DATASET CONTENT -
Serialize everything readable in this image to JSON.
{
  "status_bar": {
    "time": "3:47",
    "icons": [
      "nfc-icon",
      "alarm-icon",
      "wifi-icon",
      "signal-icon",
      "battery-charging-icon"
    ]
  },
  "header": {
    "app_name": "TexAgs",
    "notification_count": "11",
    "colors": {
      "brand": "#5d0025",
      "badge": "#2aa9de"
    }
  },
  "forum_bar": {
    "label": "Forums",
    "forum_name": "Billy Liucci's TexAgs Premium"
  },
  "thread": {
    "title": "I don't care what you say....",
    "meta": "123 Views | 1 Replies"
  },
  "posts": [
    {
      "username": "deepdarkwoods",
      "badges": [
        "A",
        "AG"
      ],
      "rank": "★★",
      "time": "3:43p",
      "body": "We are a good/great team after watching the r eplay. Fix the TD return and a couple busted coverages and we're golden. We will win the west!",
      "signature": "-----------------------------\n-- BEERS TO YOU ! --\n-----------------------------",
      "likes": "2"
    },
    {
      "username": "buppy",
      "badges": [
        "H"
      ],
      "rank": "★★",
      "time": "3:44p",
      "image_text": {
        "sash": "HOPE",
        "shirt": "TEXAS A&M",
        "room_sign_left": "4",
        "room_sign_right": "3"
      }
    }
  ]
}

THE EXERCISE -
Find "username". Copy every line it occurs in.

RESULT BELOW -
      "username": "deepdarkwoods",
      "username": "buppy",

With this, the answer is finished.